**What the task requires**
All of the data needs to be repeated exactly.

Extracted data entries
• • •

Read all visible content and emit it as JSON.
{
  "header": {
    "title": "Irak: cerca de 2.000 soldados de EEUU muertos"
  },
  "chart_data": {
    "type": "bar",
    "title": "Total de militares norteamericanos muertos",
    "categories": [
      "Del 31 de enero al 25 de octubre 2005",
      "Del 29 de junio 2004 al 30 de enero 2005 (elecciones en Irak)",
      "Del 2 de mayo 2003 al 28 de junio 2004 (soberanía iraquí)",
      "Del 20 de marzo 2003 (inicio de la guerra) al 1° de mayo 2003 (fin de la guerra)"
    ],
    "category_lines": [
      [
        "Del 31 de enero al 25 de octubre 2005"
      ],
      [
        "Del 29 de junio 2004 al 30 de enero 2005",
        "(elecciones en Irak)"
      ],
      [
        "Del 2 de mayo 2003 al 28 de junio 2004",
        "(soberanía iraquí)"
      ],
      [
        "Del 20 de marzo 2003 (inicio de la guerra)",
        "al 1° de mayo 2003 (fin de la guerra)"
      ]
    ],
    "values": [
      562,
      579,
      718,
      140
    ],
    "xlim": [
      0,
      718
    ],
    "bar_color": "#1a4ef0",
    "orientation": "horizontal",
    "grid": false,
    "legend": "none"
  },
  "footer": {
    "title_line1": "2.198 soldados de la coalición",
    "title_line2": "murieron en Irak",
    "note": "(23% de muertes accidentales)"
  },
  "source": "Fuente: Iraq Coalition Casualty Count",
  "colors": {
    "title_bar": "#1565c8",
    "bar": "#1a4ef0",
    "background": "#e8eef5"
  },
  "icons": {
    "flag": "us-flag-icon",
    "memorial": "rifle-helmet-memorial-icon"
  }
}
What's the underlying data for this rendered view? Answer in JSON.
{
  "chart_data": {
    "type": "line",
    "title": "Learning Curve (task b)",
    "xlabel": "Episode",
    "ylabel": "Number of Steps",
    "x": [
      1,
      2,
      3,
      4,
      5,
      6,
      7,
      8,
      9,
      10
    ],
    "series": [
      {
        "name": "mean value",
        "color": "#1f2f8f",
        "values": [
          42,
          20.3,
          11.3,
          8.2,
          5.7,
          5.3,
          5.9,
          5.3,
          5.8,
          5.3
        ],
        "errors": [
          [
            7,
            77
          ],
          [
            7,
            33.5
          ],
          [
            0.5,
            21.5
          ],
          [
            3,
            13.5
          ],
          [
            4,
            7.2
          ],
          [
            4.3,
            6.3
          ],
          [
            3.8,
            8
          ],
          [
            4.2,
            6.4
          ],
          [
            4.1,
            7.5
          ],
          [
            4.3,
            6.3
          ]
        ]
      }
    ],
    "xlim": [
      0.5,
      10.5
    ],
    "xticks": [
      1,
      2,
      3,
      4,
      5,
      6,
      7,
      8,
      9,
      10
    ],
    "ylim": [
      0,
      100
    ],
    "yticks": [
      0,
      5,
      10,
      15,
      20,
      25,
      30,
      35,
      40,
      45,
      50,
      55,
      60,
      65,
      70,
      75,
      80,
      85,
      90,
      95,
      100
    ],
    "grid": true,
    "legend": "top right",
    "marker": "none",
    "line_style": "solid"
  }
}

• • •

**Solution for this task**
Read all visible content and emit it as JSON.
{
  "header": {
    "title": "Irak: cerca de 2.000 soldados de EEUU muertos"
  },
  "chart_data": {
    "type": "bar",
    "title": "Total de militares norteamericanos muertos",
    "categories": [
      "Del 31 de enero al 25 de octubre 2005",
      "Del 29 de junio 2004 al 30 de enero 2005 (elecciones en Irak)",
      "Del 2 de mayo 2003 al 28 de junio 2004 (soberanía iraquí)",
      "Del 20 de marzo 2003 (inicio de la guerra) al 1° de mayo 2003 (fin de la guerra)"
    ],
    "category_lines": [
      [
        "Del 31 de enero al 25 de octubre 2005"
      ],
      [
        "Del 29 de junio 2004 al 30 de enero 2005",
        "(elecciones en Irak)"
      ],
      [
        "Del 2 de mayo 2003 al 28 de junio 2004",
        "(soberanía iraquí)"
      ],
      [
        "Del 20 de marzo 2003 (inicio de la guerra)",
        "al 1° de mayo 2003 (fin de la guerra)"
      ]
    ],
    "values": [
      562,
      579,
      718,
      140
    ],
    "xlim": [
      0,
      718
    ],
    "bar_color": "#1a4ef0",
    "orientation": "horizontal",
    "grid": false,
    "legend": "none"
  },
  "footer": {
    "title_line1": "2.198 soldados de la coalición",
    "title_line2": "murieron en Irak",
    "note": "(23% de muertes accidentales)"
  },
  "source": "Fuente: Iraq Coalition Casualty Count",
  "colors": {
    "title_bar": "#1565c8",
    "bar": "#1a4ef0",
    "background": "#e8eef5"
  },
  "icons": {
    "flag": "us-flag-icon",
    "memorial": "rifle-helmet-memorial-icon"
  }
}
What's the underlying data for this rendered view? Answer in JSON.
{
  "chart_data": {
    "type": "line",
    "title": "Learning Curve (task b)",
    "xlabel": "Episode",
    "ylabel": "Number of Steps",
    "x": [
      1,
      2,
      3,
      4,
      5,
      6,
      7,
      8,
      9,
      10
    ],
    "series": [
      {
        "name": "mean value",
        "color": "#1f2f8f",
        "values": [
          42,
          20.3,
          11.3,
          8.2,
          5.7,
          5.3,
          5.9,
          5.3,
          5.8,
          5.3
        ],
        "errors": [
          [
            7,
            77
          ],
          [
            7,
            33.5
          ],
          [
            0.5,
            21.5
          ],
          [
            3,
            13.5
          ],
          [
            4,
            7.2
          ],
          [
            4.3,
            6.3
          ],
          [
            3.8,
            8
          ],
          [
            4.2,
            6.4
          ],
          [
            4.1,
            7.5
          ],
          [
            4.3,
            6.3
          ]
        ]
      }
    ],
    "xlim": [
      0.5,
      10.5
    ],
    "xticks": [
      1,
      2,
      3,
      4,
      5,
      6,
      7,
      8,
      9,
      10
    ],
    "ylim": [
      0,
      100
    ],
    "yticks": [
      0,
      5,
      10,
      15,
      20,
      25,
      30,
      35,
      40,
      45,
      50,
      55,
      60,
      65,
      70,
      75,
      80,
      85,
      90,
      95,
      100
    ],
    "grid": true,
    "legend": "top right",
    "marker": "none",
    "line_style": "solid"
  }
}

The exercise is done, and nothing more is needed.